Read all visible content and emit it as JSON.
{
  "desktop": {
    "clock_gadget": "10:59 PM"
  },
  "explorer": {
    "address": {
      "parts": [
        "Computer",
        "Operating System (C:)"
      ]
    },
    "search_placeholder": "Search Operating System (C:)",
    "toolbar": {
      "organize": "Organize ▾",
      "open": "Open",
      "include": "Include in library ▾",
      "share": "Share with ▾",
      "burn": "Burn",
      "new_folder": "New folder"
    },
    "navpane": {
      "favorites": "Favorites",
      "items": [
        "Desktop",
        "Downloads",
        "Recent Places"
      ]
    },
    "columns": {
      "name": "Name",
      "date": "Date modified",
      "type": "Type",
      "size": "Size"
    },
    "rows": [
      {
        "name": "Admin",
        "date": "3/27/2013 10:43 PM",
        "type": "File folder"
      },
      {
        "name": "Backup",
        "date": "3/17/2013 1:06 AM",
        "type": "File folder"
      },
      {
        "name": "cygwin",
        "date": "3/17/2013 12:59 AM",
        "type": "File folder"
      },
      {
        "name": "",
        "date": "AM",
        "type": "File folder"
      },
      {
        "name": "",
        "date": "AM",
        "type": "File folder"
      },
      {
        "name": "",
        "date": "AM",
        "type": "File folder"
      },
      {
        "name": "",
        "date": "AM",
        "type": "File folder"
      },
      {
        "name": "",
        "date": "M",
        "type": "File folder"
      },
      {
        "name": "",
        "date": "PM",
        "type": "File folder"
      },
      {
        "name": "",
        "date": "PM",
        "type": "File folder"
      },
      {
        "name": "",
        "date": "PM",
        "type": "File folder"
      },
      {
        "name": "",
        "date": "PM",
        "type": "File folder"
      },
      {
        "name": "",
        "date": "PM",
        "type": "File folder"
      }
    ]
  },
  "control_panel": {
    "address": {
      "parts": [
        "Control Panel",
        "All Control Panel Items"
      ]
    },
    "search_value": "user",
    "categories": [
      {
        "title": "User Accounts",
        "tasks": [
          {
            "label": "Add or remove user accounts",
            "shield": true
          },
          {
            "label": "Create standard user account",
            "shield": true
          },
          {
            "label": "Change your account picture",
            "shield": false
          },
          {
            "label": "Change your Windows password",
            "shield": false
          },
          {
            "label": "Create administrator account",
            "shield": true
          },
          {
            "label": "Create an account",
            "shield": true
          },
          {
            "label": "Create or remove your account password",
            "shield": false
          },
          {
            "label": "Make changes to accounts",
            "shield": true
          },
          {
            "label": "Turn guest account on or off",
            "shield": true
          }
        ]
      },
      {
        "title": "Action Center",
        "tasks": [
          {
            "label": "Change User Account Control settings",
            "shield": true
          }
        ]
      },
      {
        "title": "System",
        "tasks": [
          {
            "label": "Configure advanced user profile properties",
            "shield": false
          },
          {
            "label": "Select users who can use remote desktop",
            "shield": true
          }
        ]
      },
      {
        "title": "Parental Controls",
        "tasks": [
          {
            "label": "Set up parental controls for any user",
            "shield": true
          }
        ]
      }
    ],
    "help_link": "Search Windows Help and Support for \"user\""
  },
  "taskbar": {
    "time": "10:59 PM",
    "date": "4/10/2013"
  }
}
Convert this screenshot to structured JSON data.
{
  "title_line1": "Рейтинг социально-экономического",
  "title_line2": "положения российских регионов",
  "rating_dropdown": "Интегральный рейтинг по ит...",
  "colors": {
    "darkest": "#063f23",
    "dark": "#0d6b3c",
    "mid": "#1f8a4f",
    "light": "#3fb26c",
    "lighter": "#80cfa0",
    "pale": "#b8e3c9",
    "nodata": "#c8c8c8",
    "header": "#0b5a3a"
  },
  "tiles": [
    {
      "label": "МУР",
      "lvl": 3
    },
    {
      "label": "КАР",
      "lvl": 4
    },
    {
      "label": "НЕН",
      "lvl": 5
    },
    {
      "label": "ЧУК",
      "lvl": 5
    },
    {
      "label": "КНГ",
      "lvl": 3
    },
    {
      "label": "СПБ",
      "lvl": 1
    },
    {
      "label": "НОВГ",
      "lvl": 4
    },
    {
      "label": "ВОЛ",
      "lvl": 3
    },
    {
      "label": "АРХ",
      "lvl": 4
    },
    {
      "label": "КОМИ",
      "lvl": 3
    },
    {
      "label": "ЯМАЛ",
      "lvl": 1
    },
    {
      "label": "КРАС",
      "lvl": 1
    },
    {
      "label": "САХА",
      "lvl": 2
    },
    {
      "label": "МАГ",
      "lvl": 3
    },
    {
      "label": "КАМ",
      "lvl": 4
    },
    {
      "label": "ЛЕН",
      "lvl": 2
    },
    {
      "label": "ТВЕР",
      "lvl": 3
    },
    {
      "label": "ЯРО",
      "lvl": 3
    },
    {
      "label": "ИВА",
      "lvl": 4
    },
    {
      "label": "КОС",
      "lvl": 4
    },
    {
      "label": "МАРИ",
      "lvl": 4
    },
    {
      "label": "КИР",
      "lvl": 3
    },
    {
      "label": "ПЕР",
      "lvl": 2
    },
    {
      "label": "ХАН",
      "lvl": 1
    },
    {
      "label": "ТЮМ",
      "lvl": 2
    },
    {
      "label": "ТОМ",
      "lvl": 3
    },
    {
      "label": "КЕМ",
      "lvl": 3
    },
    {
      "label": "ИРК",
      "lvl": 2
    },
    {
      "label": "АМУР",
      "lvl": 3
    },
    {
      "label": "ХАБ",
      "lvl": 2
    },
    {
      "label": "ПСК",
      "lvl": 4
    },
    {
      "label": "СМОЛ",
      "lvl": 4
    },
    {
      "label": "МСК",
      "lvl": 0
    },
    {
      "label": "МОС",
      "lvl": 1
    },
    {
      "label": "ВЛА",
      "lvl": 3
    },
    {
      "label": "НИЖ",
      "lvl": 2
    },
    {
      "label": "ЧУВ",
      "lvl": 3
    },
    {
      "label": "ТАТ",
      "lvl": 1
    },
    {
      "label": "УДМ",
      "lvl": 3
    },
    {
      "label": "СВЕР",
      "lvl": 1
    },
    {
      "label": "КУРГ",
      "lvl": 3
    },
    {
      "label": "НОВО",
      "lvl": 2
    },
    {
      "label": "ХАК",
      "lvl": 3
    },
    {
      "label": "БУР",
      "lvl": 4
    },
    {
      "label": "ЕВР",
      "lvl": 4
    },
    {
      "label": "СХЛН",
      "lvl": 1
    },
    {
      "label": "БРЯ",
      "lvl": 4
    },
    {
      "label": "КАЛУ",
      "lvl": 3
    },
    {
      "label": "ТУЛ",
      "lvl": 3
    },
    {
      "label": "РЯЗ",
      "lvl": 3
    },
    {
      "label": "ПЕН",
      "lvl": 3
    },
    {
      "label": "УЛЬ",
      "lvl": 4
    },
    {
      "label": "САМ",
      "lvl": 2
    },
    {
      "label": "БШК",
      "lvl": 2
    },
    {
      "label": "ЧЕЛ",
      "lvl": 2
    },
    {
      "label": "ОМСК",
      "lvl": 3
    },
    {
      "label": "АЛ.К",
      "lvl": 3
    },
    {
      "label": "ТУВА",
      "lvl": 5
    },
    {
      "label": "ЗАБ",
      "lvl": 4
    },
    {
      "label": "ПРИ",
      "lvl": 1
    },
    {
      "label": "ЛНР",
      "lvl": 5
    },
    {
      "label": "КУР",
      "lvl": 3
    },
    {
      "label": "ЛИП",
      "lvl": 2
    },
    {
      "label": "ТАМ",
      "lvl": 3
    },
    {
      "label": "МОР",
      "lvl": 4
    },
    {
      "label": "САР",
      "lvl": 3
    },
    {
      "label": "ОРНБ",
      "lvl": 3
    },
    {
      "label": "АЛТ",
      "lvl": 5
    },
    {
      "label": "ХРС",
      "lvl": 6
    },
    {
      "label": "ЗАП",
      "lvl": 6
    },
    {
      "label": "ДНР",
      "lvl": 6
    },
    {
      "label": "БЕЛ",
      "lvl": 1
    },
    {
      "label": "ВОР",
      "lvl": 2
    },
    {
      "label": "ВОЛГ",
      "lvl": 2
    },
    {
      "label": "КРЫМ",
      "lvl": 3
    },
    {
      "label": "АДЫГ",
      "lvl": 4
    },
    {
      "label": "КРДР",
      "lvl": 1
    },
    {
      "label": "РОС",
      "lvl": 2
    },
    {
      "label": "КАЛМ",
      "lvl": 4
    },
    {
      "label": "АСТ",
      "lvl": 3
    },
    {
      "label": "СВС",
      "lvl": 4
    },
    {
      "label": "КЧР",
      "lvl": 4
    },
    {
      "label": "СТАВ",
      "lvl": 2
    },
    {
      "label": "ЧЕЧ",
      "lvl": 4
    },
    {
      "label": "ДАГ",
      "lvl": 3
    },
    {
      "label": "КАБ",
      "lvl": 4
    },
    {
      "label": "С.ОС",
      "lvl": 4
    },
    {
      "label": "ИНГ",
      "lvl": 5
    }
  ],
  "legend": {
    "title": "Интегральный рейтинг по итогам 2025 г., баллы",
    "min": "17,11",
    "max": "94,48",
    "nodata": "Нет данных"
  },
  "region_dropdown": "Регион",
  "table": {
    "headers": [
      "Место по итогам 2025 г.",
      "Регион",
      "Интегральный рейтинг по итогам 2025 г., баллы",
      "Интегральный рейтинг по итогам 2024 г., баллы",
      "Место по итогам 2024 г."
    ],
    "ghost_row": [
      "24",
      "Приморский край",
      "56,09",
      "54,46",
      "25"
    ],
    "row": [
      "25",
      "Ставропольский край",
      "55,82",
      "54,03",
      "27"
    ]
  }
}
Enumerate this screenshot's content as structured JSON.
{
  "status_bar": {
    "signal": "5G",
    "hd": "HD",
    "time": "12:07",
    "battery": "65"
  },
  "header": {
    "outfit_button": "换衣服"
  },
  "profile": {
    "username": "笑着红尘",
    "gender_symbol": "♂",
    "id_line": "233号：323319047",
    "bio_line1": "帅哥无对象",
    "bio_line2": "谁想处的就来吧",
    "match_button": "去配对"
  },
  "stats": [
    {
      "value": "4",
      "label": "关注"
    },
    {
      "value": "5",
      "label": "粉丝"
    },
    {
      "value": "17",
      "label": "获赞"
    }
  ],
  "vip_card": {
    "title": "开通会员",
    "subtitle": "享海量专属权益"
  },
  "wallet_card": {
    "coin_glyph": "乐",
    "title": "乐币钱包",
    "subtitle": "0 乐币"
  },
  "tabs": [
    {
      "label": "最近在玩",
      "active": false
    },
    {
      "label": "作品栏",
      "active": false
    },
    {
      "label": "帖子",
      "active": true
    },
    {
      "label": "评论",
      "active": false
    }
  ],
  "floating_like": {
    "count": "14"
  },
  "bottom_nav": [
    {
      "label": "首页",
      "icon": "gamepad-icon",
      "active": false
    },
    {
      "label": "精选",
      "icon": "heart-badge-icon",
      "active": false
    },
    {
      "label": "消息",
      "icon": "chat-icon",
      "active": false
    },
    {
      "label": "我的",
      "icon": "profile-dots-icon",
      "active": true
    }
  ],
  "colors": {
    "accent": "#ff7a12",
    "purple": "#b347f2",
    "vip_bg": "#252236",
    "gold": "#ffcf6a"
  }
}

— TASK OBJECTIVE —
Filter lines by "итогам" and return each hit.

— FULL ANSWER —
    "title": "Интегральный рейтинг по итогам 2025 г., баллы",
      "Место по итогам 2025 г.",
      "Интегральный рейтинг по итогам 2025 г., баллы",
      "Интегральный рейтинг по итогам 2024 г., баллы",
      "Место по итогам 2024 г."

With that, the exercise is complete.